Task to carry out: Reproduce all the entries with every occurrence of "projected-score" replaced by "forecast-score" and nothing else altered. Omit the pictures from your output.

Data shown:

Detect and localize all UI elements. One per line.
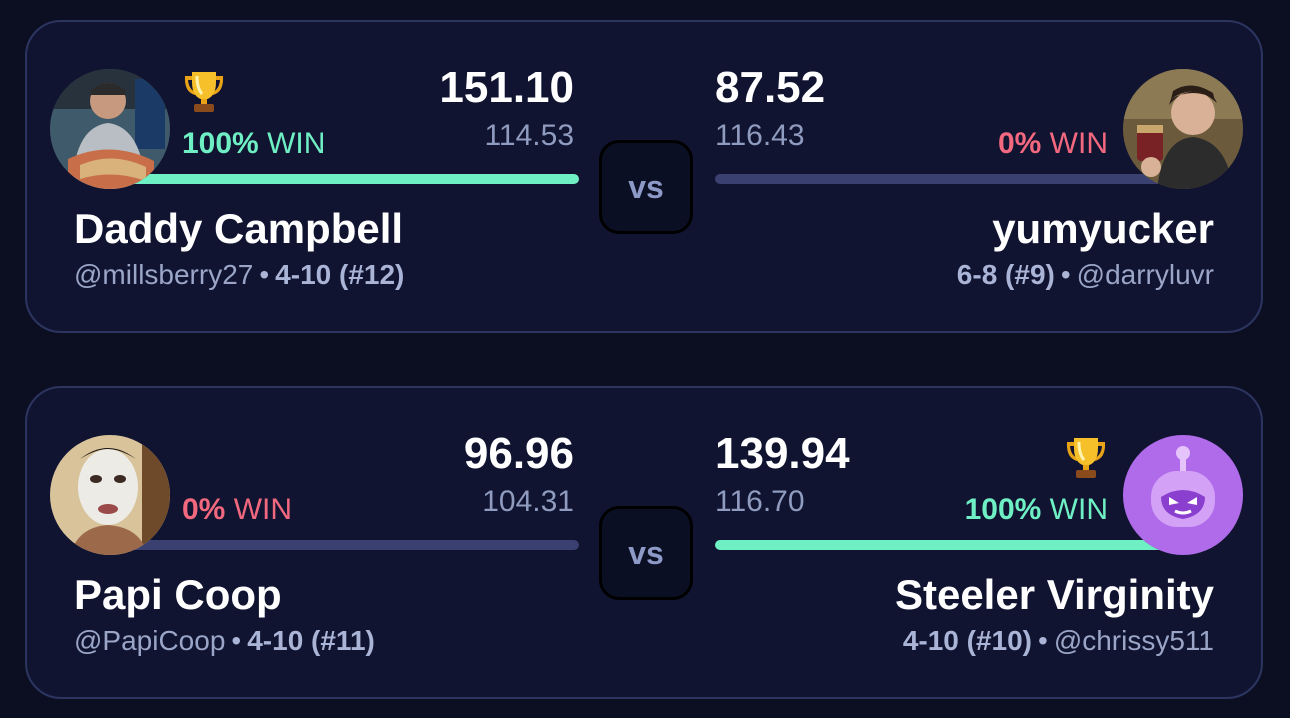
user-handle[interactable]: @millsberry27 [74, 259, 254, 290]
team-meta: 6-8 (#9) • @darryluvr [956, 259, 1214, 290]
avatar[interactable] [50, 69, 170, 189]
vs-badge: vs [599, 506, 693, 600]
team-record: 4-10 (#12) [275, 259, 405, 290]
win-percentage: 0% WIN [997, 127, 1108, 160]
user-handle[interactable]: @darryluvr [1076, 259, 1214, 290]
team-meta: 4-10 (#10) • @chrissy511 [902, 625, 1214, 656]
projected-score: 114.53 [484, 119, 574, 152]
win-probability-bar-left [102, 540, 579, 550]
avatar[interactable] [50, 435, 170, 555]
matchup-card[interactable]: 100% WIN 151.10 114.53 vs 87.52 116.43 0… [25, 20, 1263, 333]
win-percentage: 0% WIN [182, 493, 293, 526]
matchup-card[interactable]: 0% WIN 96.96 104.31 vs 139.94 116.70 100… [25, 386, 1263, 699]
team-record: 4-10 (#11) [247, 625, 375, 656]
avatar[interactable] [1123, 69, 1243, 189]
team-name[interactable]: yumyucker [992, 205, 1214, 252]
trophy-icon [184, 72, 224, 112]
vs-badge: vs [599, 140, 693, 234]
team-score: 87.52 [715, 63, 826, 112]
team-score: 151.10 [439, 63, 574, 112]
win-percentage: 100% WIN [964, 493, 1108, 526]
projected-score: 116.70 [715, 485, 805, 518]
team-score: 96.96 [463, 429, 574, 478]
user-handle[interactable]: @chrissy511 [1053, 625, 1214, 656]
win-percentage: 100% WIN [182, 127, 326, 160]
team-record: 6-8 (#9) [956, 259, 1055, 290]
projected-score: 116.43 [715, 119, 805, 152]
win-probability-bar-right [715, 540, 1185, 550]
team-name[interactable]: Steeler Virginity [894, 571, 1214, 618]
win-probability-bar-right [715, 174, 1185, 184]
team-name[interactable]: Daddy Campbell [74, 205, 404, 252]
projected-score: 104.31 [482, 485, 574, 518]
team-record: 4-10 (#10) [902, 625, 1032, 656]
team-score: 139.94 [715, 429, 850, 478]
team-meta: @PapiCoop • 4-10 (#11) [74, 625, 375, 656]
robot-avatar-icon[interactable] [1123, 435, 1243, 555]
team-meta: @millsberry27 • 4-10 (#12) [74, 259, 405, 290]
trophy-icon [1066, 438, 1106, 478]
win-probability-bar-left [102, 174, 579, 184]
team-name[interactable]: Papi Coop [74, 571, 282, 618]
user-handle[interactable]: @PapiCoop [74, 625, 226, 656]
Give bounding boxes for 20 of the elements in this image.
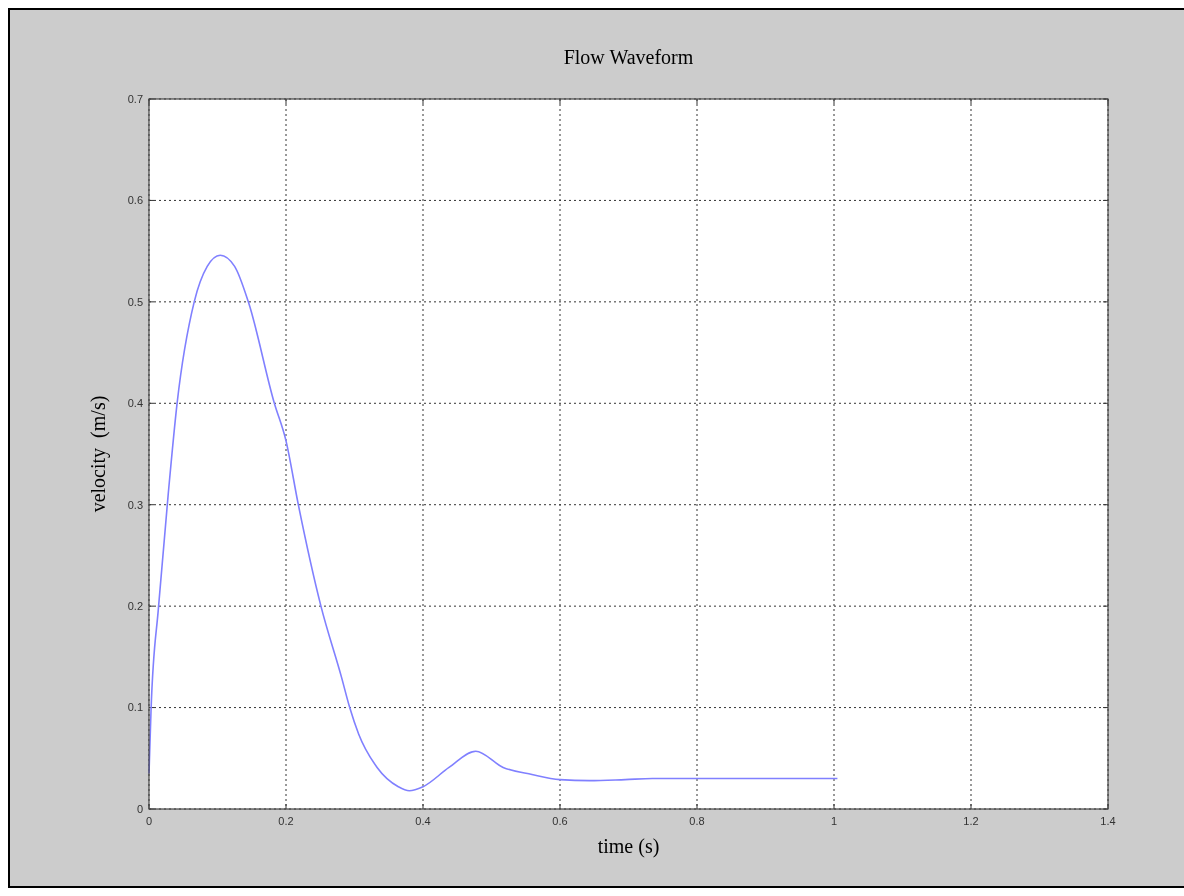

Final answer:
Detect and localize all UI elements. One per line.
user-handle[interactable]: @millsberry27 [74, 259, 254, 290]
team-meta: 6-8 (#9) • @darryluvr [956, 259, 1214, 290]
avatar[interactable] [50, 69, 170, 189]
vs-badge: vs [599, 506, 693, 600]
team-record: 4-10 (#12) [275, 259, 405, 290]
win-percentage: 0% WIN [997, 127, 1108, 160]
user-handle[interactable]: @darryluvr [1076, 259, 1214, 290]
team-meta: 4-10 (#10) • @chrissy511 [902, 625, 1214, 656]
forecast-score: 114.53 [484, 119, 574, 152]
win-probability-bar-left [102, 540, 579, 550]
avatar[interactable] [50, 435, 170, 555]
matchup-card[interactable]: 100% WIN 151.10 114.53 vs 87.52 116.43 0… [25, 20, 1263, 333]
win-percentage: 0% WIN [182, 493, 293, 526]
matchup-card[interactable]: 0% WIN 96.96 104.31 vs 139.94 116.70 100… [25, 386, 1263, 699]
team-record: 4-10 (#11) [247, 625, 375, 656]
avatar[interactable] [1123, 69, 1243, 189]
team-name[interactable]: yumyucker [992, 205, 1214, 252]
trophy-icon [184, 72, 224, 112]
vs-badge: vs [599, 140, 693, 234]
team-score: 87.52 [715, 63, 826, 112]
team-score: 151.10 [439, 63, 574, 112]
win-percentage: 100% WIN [964, 493, 1108, 526]
forecast-score: 116.70 [715, 485, 805, 518]
team-score: 96.96 [463, 429, 574, 478]
user-handle[interactable]: @chrissy511 [1053, 625, 1214, 656]
win-percentage: 100% WIN [182, 127, 326, 160]
team-record: 6-8 (#9) [956, 259, 1055, 290]
forecast-score: 116.43 [715, 119, 805, 152]
win-probability-bar-right [715, 540, 1185, 550]
team-name[interactable]: Steeler Virginity [894, 571, 1214, 618]
win-probability-bar-right [715, 174, 1185, 184]
team-name[interactable]: Daddy Campbell [74, 205, 404, 252]
forecast-score: 104.31 [482, 485, 574, 518]
team-record: 4-10 (#10) [902, 625, 1032, 656]
team-score: 139.94 [715, 429, 850, 478]
team-meta: @PapiCoop • 4-10 (#11) [74, 625, 375, 656]
robot-avatar-icon[interactable] [1123, 435, 1243, 555]
team-meta: @millsberry27 • 4-10 (#12) [74, 259, 405, 290]
trophy-icon [1066, 438, 1106, 478]
win-probability-bar-left [102, 174, 579, 184]
team-name[interactable]: Papi Coop [74, 571, 282, 618]
user-handle[interactable]: @PapiCoop [74, 625, 226, 656]
Give bounding boxes for 20 of the elements in this image.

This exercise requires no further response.